■ Your task ■
Retype each line exactly. Skip images.

[Data entries]
>> Start
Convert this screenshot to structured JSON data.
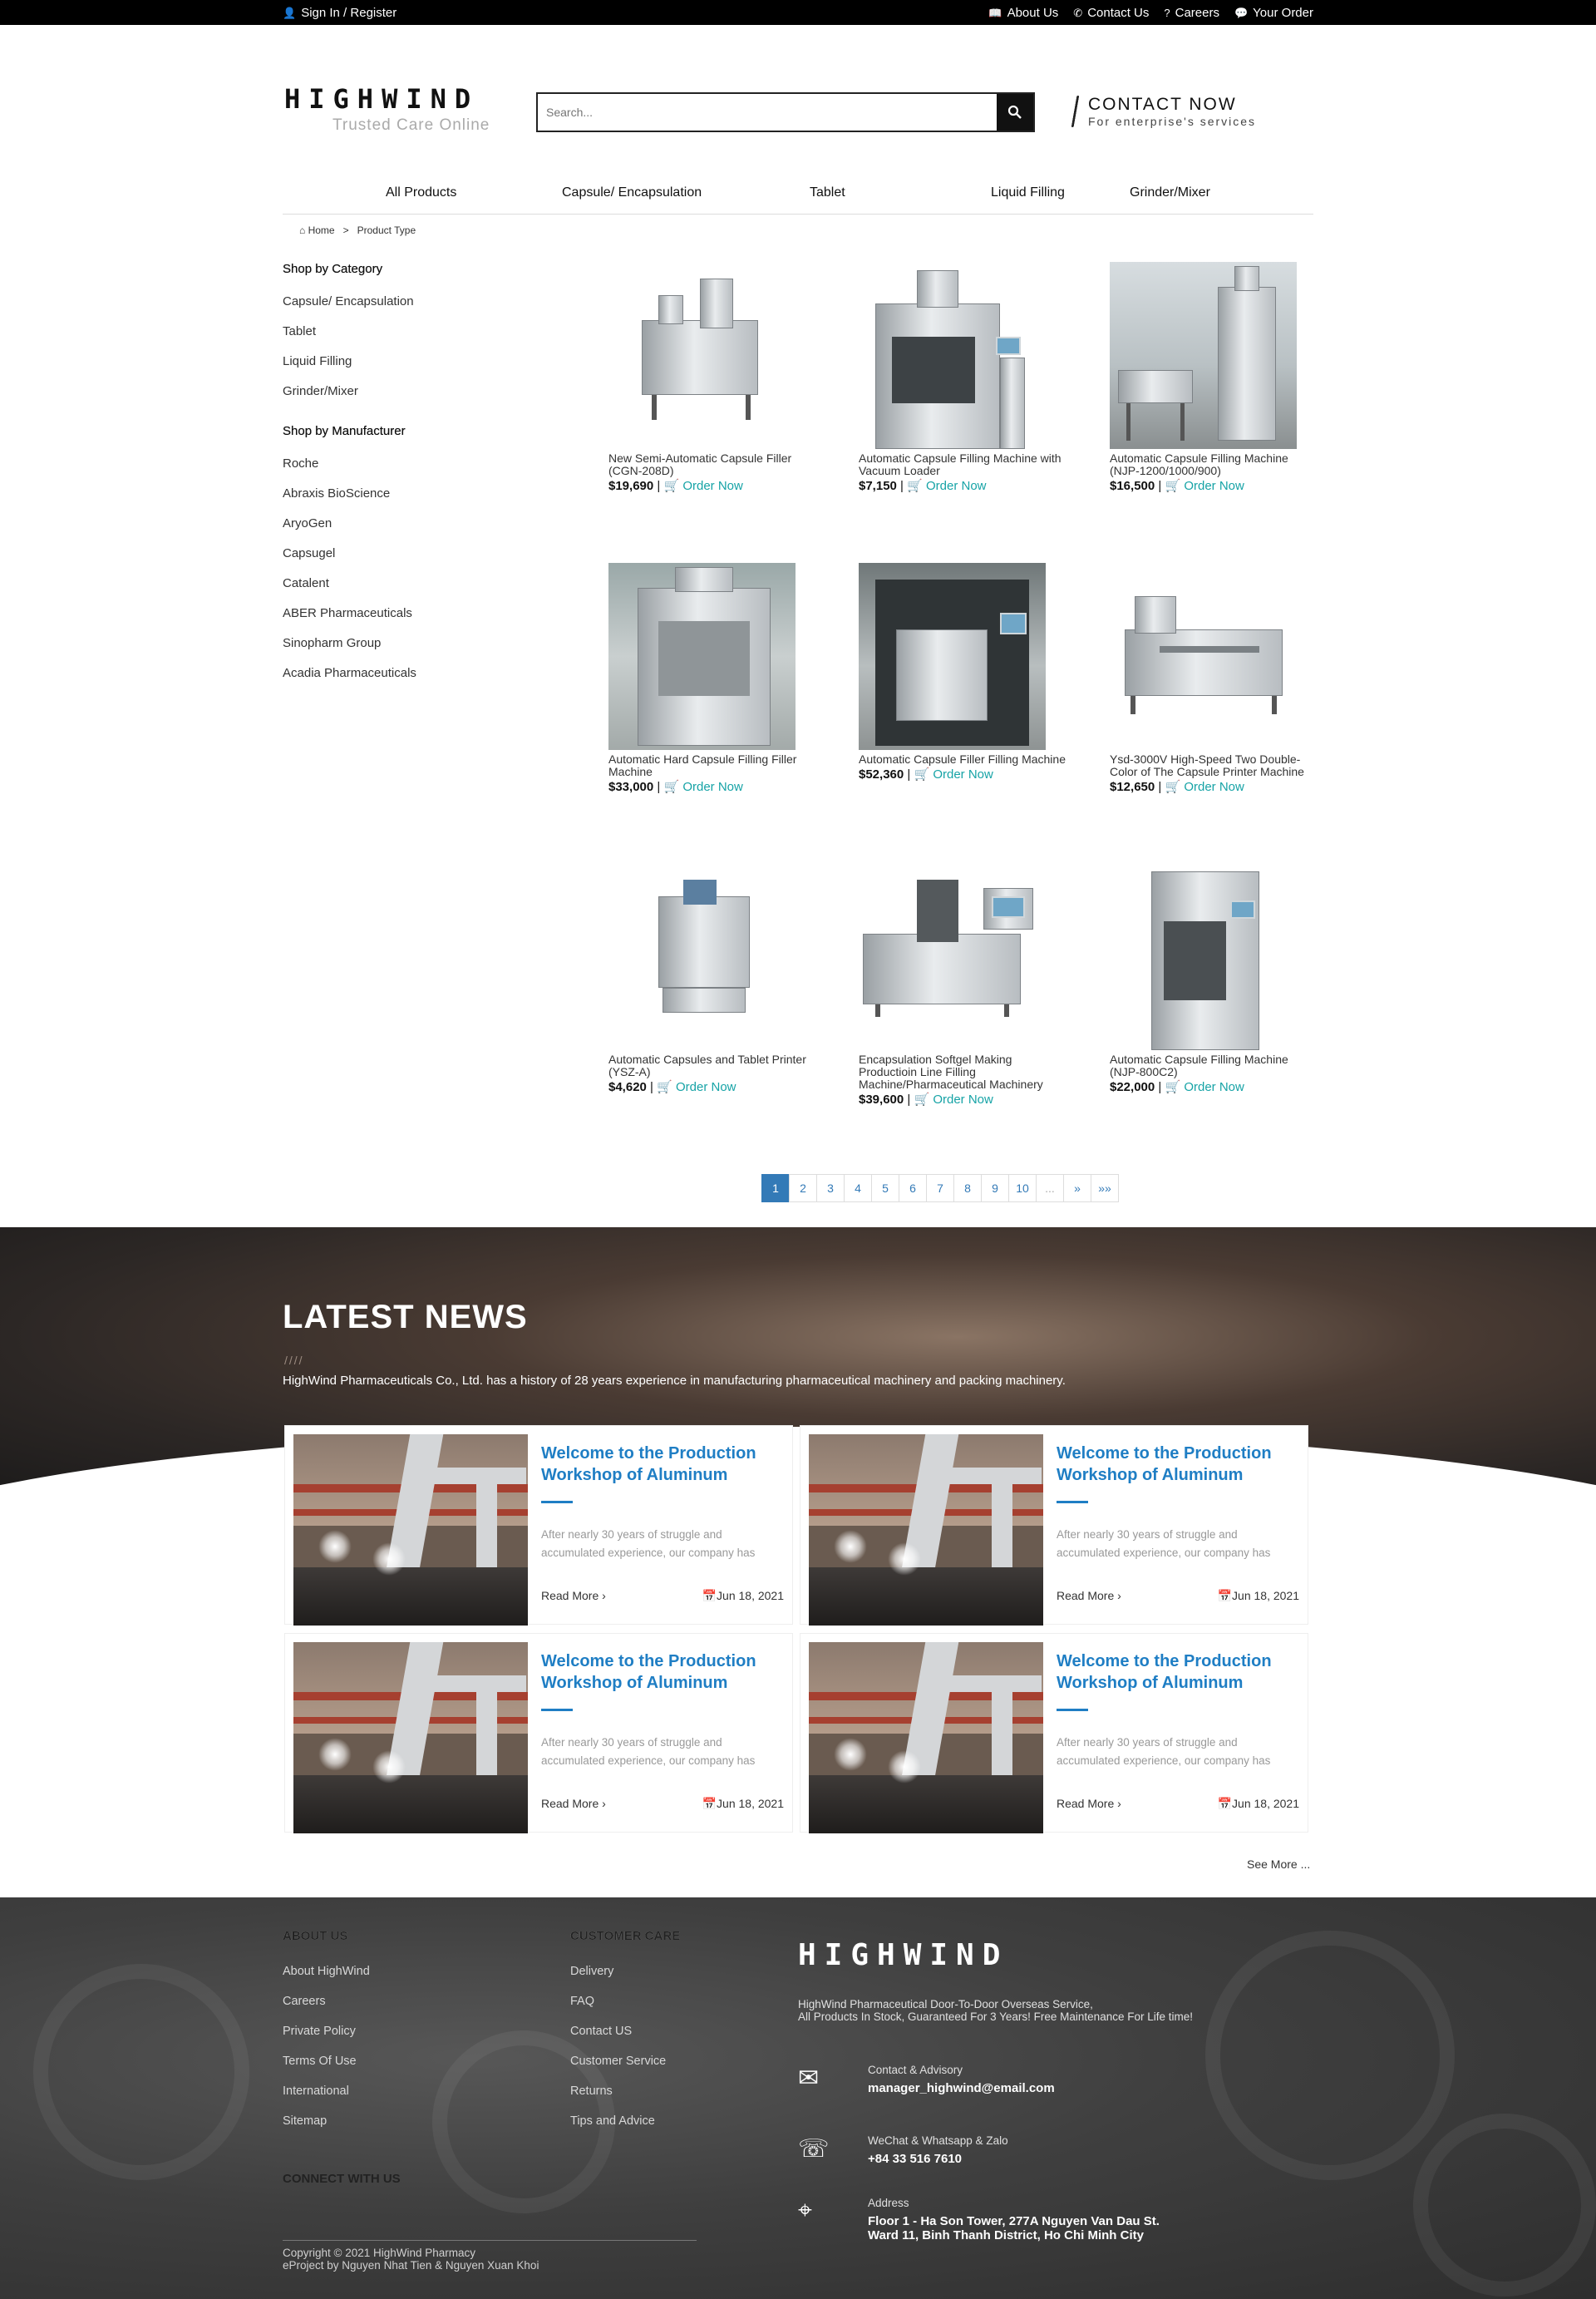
{
  "topbar": {
    "signin": "Sign In / Register",
    "links": [
      "About Us",
      "Contact Us",
      "Careers",
      "Your Order"
    ]
  },
  "header": {
    "logo": "HIGHWIND",
    "tagline": "Trusted Care Online",
    "search_placeholder": "Search...",
    "contact_title": "CONTACT NOW",
    "contact_sub": "For enterprise's services"
  },
  "nav": [
    "All Products",
    "Capsule/ Encapsulation",
    "Tablet",
    "Liquid Filling",
    "Grinder/Mixer"
  ],
  "breadcrumb": {
    "home": "Home",
    "sep": ">",
    "current": "Product Type"
  },
  "sidebar": {
    "category_title": "Shop by Category",
    "categories": [
      "Capsule/ Encapsulation",
      "Tablet",
      "Liquid Filling",
      "Grinder/Mixer"
    ],
    "manufacturer_title": "Shop by Manufacturer",
    "manufacturers": [
      "Roche",
      "Abraxis BioScience",
      "AryoGen",
      "Capsugel",
      "Catalent",
      "ABER Pharmaceuticals",
      "Sinopharm Group",
      "Acadia Pharmaceuticals"
    ]
  },
  "products": [
    {
      "name": "New Semi-Automatic Capsule Filler (CGN-208D)",
      "price": "$19,690",
      "order": "Order Now"
    },
    {
      "name": "Automatic Capsule Filling Machine with Vacuum Loader",
      "price": "$7,150",
      "order": "Order Now"
    },
    {
      "name": "Automatic Capsule Filling Machine (NJP-1200/1000/900)",
      "price": "$16,500",
      "order": "Order Now"
    },
    {
      "name": "Automatic Hard Capsule Filling Filler Machine",
      "price": "$33,000",
      "order": "Order Now"
    },
    {
      "name": "Automatic Capsule Filler Filling Machine",
      "price": "$52,360",
      "order": "Order Now"
    },
    {
      "name": "Ysd-3000V High-Speed Two Double-Color of The Capsule Printer Machine",
      "price": "$12,650",
      "order": "Order Now"
    },
    {
      "name": "Automatic Capsules and Tablet Printer (YSZ-A)",
      "price": "$4,620",
      "order": "Order Now"
    },
    {
      "name": "Encapsulation Softgel Making Productioin Line Filling Machine/Pharmaceutical Machinery",
      "price": "$39,600",
      "order": "Order Now"
    },
    {
      "name": "Automatic Capsule Filling Machine (NJP-800C2)",
      "price": "$22,000",
      "order": "Order Now"
    }
  ],
  "pagination": [
    "1",
    "2",
    "3",
    "4",
    "5",
    "6",
    "7",
    "8",
    "9",
    "10",
    "...",
    "»",
    "»»"
  ],
  "news": {
    "title": "LATEST NEWS",
    "dashes": "////",
    "description": "HighWind Pharmaceuticals Co., Ltd. has a history of 28 years experience in manufacturing pharmaceutical machinery and packing machinery.",
    "cards": [
      {
        "title": "Welcome to the Production Workshop of Aluminum",
        "excerpt": "After nearly 30 years of struggle and accumulated experience, our company has",
        "read_more": "Read More",
        "date": "Jun 18, 2021"
      },
      {
        "title": "Welcome to the Production Workshop of Aluminum",
        "excerpt": "After nearly 30 years of struggle and accumulated experience, our company has",
        "read_more": "Read More",
        "date": "Jun 18, 2021"
      },
      {
        "title": "Welcome to the Production Workshop of Aluminum",
        "excerpt": "After nearly 30 years of struggle and accumulated experience, our company has",
        "read_more": "Read More",
        "date": "Jun 18, 2021"
      },
      {
        "title": "Welcome to the Production Workshop of Aluminum",
        "excerpt": "After nearly 30 years of struggle and accumulated experience, our company has",
        "read_more": "Read More",
        "date": "Jun 18, 2021"
      }
    ],
    "see_more": "See More ..."
  },
  "footer": {
    "about_title": "ABOUT US",
    "about_links": [
      "About HighWind",
      "Careers",
      "Private Policy",
      "Terms Of Use",
      "International",
      "Sitemap"
    ],
    "care_title": "CUSTOMER CARE",
    "care_links": [
      "Delivery",
      "FAQ",
      "Contact US",
      "Customer Service",
      "Returns",
      "Tips and Advice"
    ],
    "brand": "HIGHWIND",
    "slogan_1": "HighWind Pharmaceutical Door-To-Door Overseas Service,",
    "slogan_2": "All Products In Stock, Guaranteed For 3 Years! Free Maintenance For Life time!",
    "contact_label": "Contact & Advisory",
    "contact_value": "manager_highwind@email.com",
    "phone_label": "WeChat & Whatsapp & Zalo",
    "phone_value": "+84 33 516 7610",
    "address_label": "Address",
    "address_1": "Floor 1 - Ha Son Tower, 277A Nguyen Van Dau St.",
    "address_2": "Ward 11, Binh Thanh District, Ho Chi Minh City",
    "connect": "CONNECT WITH US",
    "copyright_1": "Copyright © 2021 HighWind Pharmacy",
    "copyright_2": "eProject by Nguyen Nhat Tien & Nguyen Xuan Khoi"
  },
  "colors": {
    "accent": "#1f7ec4",
    "order": "#16a3a6",
    "active_page": "#337ab7"
  }
}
>> End
■ Task solution ■
Convert this screenshot to structured JSON data.
{
  "topbar": {
    "signin": "Sign In / Register",
    "links": [
      "About Us",
      "Contact Us",
      "Careers",
      "Your Order"
    ]
  },
  "header": {
    "logo": "HIGHWIND",
    "tagline": "Trusted Care Online",
    "search_placeholder": "Search...",
    "contact_title": "CONTACT NOW",
    "contact_sub": "For enterprise's services"
  },
  "nav": [
    "All Products",
    "Capsule/ Encapsulation",
    "Tablet",
    "Liquid Filling",
    "Grinder/Mixer"
  ],
  "breadcrumb": {
    "home": "Home",
    "sep": ">",
    "current": "Product Type"
  },
  "sidebar": {
    "category_title": "Shop by Category",
    "categories": [
      "Capsule/ Encapsulation",
      "Tablet",
      "Liquid Filling",
      "Grinder/Mixer"
    ],
    "manufacturer_title": "Shop by Manufacturer",
    "manufacturers": [
      "Roche",
      "Abraxis BioScience",
      "AryoGen",
      "Capsugel",
      "Catalent",
      "ABER Pharmaceuticals",
      "Sinopharm Group",
      "Acadia Pharmaceuticals"
    ]
  },
  "products": [
    {
      "name": "New Semi-Automatic Capsule Filler (CGN-208D)",
      "price": "$19,690",
      "order": "Order Now"
    },
    {
      "name": "Automatic Capsule Filling Machine with Vacuum Loader",
      "price": "$7,150",
      "order": "Order Now"
    },
    {
      "name": "Automatic Capsule Filling Machine (NJP-1200/1000/900)",
      "price": "$16,500",
      "order": "Order Now"
    },
    {
      "name": "Automatic Hard Capsule Filling Filler Machine",
      "price": "$33,000",
      "order": "Order Now"
    },
    {
      "name": "Automatic Capsule Filler Filling Machine",
      "price": "$52,360",
      "order": "Order Now"
    },
    {
      "name": "Ysd-3000V High-Speed Two Double-Color of The Capsule Printer Machine",
      "price": "$12,650",
      "order": "Order Now"
    },
    {
      "name": "Automatic Capsules and Tablet Printer (YSZ-A)",
      "price": "$4,620",
      "order": "Order Now"
    },
    {
      "name": "Encapsulation Softgel Making Productioin Line Filling Machine/Pharmaceutical Machinery",
      "price": "$39,600",
      "order": "Order Now"
    },
    {
      "name": "Automatic Capsule Filling Machine (NJP-800C2)",
      "price": "$22,000",
      "order": "Order Now"
    }
  ],
  "pagination": [
    "1",
    "2",
    "3",
    "4",
    "5",
    "6",
    "7",
    "8",
    "9",
    "10",
    "...",
    "»",
    "»»"
  ],
  "news": {
    "title": "LATEST NEWS",
    "dashes": "////",
    "description": "HighWind Pharmaceuticals Co., Ltd. has a history of 28 years experience in manufacturing pharmaceutical machinery and packing machinery.",
    "cards": [
      {
        "title": "Welcome to the Production Workshop of Aluminum",
        "excerpt": "After nearly 30 years of struggle and accumulated experience, our company has",
        "read_more": "Read More",
        "date": "Jun 18, 2021"
      },
      {
        "title": "Welcome to the Production Workshop of Aluminum",
        "excerpt": "After nearly 30 years of struggle and accumulated experience, our company has",
        "read_more": "Read More",
        "date": "Jun 18, 2021"
      },
      {
        "title": "Welcome to the Production Workshop of Aluminum",
        "excerpt": "After nearly 30 years of struggle and accumulated experience, our company has",
        "read_more": "Read More",
        "date": "Jun 18, 2021"
      },
      {
        "title": "Welcome to the Production Workshop of Aluminum",
        "excerpt": "After nearly 30 years of struggle and accumulated experience, our company has",
        "read_more": "Read More",
        "date": "Jun 18, 2021"
      }
    ],
    "see_more": "See More ..."
  },
  "footer": {
    "about_title": "ABOUT US",
    "about_links": [
      "About HighWind",
      "Careers",
      "Private Policy",
      "Terms Of Use",
      "International",
      "Sitemap"
    ],
    "care_title": "CUSTOMER CARE",
    "care_links": [
      "Delivery",
      "FAQ",
      "Contact US",
      "Customer Service",
      "Returns",
      "Tips and Advice"
    ],
    "brand": "HIGHWIND",
    "slogan_1": "HighWind Pharmaceutical Door-To-Door Overseas Service,",
    "slogan_2": "All Products In Stock, Guaranteed For 3 Years! Free Maintenance For Life time!",
    "contact_label": "Contact & Advisory",
    "contact_value": "manager_highwind@email.com",
    "phone_label": "WeChat & Whatsapp & Zalo",
    "phone_value": "+84 33 516 7610",
    "address_label": "Address",
    "address_1": "Floor 1 - Ha Son Tower, 277A Nguyen Van Dau St.",
    "address_2": "Ward 11, Binh Thanh District, Ho Chi Minh City",
    "connect": "CONNECT WITH US",
    "copyright_1": "Copyright © 2021 HighWind Pharmacy",
    "copyright_2": "eProject by Nguyen Nhat Tien & Nguyen Xuan Khoi"
  },
  "colors": {
    "accent": "#1f7ec4",
    "order": "#16a3a6",
    "active_page": "#337ab7"
  }
}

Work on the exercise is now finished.